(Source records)
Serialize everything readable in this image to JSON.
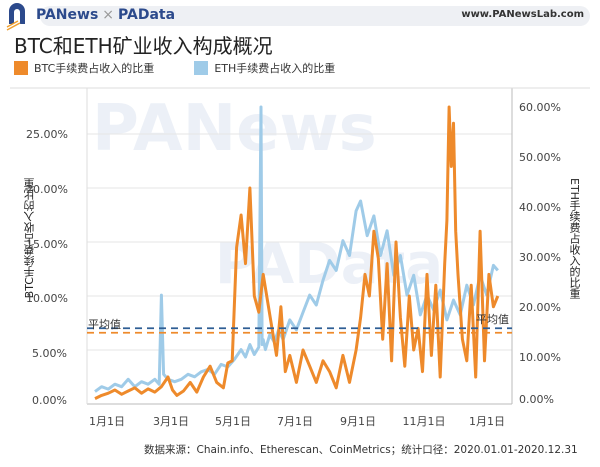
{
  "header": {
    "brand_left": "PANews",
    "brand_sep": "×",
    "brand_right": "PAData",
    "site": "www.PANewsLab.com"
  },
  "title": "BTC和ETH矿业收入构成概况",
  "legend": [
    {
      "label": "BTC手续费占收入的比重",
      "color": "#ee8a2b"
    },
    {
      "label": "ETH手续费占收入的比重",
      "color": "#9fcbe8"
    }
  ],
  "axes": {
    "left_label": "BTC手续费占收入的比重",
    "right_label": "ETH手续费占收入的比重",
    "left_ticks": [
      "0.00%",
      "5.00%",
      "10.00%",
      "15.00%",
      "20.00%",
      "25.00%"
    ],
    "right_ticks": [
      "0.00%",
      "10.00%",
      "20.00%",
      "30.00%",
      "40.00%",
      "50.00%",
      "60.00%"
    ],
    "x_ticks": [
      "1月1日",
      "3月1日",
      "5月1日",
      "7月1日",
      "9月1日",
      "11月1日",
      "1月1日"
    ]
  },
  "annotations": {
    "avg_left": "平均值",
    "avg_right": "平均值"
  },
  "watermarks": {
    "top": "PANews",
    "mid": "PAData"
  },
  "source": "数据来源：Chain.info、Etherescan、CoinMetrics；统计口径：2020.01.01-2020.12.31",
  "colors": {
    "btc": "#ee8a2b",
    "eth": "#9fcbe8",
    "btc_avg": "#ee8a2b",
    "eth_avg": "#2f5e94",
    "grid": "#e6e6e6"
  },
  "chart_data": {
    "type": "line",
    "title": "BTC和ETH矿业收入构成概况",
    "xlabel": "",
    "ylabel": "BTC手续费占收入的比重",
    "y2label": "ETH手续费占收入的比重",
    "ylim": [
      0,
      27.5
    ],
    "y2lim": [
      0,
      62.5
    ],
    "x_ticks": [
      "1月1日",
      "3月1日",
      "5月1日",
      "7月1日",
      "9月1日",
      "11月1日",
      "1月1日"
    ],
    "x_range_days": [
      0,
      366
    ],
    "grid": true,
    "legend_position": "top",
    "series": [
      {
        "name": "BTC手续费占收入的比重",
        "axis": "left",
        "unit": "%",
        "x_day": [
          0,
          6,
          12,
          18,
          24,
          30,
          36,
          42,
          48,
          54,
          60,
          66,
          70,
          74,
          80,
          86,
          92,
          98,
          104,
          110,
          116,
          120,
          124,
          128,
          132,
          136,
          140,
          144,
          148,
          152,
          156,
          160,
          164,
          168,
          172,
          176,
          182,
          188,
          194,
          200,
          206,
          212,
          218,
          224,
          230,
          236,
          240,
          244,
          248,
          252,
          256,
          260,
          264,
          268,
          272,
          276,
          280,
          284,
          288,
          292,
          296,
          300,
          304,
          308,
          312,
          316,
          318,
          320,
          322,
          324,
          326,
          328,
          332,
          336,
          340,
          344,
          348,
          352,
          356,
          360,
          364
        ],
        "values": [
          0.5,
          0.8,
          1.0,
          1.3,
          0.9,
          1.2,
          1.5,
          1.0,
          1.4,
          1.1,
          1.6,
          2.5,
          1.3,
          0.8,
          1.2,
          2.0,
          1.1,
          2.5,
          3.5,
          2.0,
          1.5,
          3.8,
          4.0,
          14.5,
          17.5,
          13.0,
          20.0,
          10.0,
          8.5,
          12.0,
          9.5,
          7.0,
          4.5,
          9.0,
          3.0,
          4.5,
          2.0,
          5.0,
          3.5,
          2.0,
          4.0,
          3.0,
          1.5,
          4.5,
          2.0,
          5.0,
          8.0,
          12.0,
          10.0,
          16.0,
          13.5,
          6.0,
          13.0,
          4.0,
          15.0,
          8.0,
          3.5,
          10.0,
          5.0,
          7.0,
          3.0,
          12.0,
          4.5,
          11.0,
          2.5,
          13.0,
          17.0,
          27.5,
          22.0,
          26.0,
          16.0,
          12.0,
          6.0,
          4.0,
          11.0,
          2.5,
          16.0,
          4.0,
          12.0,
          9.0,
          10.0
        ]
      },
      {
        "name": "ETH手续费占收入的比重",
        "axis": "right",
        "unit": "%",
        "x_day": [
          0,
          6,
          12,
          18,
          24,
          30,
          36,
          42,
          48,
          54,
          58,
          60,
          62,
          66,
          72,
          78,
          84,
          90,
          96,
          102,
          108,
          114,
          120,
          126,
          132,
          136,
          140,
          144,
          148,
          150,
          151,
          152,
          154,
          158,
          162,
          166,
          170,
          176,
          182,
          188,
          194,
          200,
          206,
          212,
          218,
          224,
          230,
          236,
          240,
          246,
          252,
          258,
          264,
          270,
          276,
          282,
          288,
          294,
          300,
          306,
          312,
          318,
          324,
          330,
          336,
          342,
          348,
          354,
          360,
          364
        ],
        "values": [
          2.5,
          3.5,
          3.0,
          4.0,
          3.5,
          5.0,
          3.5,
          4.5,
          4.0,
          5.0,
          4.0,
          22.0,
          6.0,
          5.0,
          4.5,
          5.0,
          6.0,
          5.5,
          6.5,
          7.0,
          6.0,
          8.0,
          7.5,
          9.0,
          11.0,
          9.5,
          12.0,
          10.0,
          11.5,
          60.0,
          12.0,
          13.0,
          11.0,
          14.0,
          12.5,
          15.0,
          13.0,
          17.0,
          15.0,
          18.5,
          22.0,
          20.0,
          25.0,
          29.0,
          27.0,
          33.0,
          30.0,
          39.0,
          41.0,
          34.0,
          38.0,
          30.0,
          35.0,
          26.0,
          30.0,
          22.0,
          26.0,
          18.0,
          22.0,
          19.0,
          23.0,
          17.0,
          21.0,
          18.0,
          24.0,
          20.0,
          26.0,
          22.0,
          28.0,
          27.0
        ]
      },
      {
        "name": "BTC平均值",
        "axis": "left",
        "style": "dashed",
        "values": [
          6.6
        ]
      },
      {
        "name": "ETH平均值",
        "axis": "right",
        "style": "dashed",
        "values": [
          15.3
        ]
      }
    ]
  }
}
--
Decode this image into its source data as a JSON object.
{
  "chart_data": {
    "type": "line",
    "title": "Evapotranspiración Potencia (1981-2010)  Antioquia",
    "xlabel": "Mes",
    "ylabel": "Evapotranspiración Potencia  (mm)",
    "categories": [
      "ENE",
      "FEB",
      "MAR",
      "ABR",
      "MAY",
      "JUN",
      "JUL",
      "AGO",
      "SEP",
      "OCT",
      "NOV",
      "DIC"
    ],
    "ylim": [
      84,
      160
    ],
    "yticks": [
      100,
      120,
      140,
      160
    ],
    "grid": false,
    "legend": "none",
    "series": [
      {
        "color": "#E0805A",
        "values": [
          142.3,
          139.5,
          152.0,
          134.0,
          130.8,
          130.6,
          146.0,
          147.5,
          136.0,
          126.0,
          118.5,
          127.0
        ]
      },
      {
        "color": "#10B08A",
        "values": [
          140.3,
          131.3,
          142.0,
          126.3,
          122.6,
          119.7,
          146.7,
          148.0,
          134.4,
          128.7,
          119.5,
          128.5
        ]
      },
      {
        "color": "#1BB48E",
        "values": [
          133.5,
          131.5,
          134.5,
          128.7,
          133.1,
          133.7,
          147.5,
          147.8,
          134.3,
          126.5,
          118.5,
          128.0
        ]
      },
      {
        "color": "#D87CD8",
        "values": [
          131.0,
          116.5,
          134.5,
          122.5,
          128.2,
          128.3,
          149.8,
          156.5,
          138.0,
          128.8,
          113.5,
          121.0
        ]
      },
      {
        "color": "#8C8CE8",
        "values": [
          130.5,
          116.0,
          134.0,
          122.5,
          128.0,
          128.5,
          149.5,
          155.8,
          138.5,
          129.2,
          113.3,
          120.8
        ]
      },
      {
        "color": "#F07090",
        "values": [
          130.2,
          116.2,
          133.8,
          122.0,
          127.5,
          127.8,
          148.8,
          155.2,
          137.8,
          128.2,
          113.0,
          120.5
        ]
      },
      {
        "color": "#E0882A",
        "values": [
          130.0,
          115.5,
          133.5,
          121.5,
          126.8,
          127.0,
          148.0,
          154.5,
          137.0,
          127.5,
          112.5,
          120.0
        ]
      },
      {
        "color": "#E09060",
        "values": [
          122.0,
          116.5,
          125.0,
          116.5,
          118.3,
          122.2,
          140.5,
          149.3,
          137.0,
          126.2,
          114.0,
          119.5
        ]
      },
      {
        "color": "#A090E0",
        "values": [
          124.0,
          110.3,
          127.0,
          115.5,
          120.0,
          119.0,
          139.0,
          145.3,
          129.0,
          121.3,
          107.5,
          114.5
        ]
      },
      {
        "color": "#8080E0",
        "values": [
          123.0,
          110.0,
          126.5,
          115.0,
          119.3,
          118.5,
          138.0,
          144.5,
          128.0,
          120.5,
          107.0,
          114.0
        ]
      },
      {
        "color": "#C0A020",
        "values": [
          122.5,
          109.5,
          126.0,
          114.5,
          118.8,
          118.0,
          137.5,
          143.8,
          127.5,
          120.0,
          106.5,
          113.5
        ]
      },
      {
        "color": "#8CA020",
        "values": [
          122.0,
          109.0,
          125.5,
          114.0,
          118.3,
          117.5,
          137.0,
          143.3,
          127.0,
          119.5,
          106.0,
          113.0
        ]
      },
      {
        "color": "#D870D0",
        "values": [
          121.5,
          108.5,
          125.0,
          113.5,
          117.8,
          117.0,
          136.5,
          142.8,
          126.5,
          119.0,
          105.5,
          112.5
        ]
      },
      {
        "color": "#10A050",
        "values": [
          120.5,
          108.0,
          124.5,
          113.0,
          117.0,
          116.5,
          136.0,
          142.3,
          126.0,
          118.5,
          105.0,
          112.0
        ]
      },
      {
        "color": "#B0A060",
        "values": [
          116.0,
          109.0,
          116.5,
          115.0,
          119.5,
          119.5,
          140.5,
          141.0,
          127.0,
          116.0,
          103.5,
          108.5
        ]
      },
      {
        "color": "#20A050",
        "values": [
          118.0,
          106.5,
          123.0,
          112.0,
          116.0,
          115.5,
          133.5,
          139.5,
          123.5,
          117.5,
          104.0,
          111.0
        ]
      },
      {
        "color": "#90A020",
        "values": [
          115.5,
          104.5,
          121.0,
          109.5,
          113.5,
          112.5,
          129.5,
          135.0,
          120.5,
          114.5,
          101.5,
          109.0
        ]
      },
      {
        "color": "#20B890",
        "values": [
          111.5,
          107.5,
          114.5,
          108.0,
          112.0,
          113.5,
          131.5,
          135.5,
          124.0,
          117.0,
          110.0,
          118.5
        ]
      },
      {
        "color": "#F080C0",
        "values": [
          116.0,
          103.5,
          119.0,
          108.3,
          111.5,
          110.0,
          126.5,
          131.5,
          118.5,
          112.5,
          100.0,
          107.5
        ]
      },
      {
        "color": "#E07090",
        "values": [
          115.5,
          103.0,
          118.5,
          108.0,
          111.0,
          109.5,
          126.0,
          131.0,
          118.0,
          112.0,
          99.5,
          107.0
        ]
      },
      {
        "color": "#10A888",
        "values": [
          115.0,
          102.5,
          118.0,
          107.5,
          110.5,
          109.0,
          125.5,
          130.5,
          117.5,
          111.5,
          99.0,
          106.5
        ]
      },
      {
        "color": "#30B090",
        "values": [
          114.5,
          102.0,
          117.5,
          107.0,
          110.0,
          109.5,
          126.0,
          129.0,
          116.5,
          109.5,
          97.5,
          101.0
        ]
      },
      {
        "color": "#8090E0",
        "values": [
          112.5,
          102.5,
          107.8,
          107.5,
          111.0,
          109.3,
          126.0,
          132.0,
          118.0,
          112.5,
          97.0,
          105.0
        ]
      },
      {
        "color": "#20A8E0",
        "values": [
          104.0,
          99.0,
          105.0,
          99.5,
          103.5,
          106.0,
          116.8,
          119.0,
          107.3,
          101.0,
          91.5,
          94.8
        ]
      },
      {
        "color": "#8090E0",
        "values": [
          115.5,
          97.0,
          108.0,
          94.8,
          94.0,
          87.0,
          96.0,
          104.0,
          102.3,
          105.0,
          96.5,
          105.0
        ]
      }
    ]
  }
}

# To do:
List all lines where "BTC和ETH矿业收入构成概况" occurs.

# The output:
  "title": "BTC和ETH矿业收入构成概况",
    "title": "BTC和ETH矿业收入构成概况",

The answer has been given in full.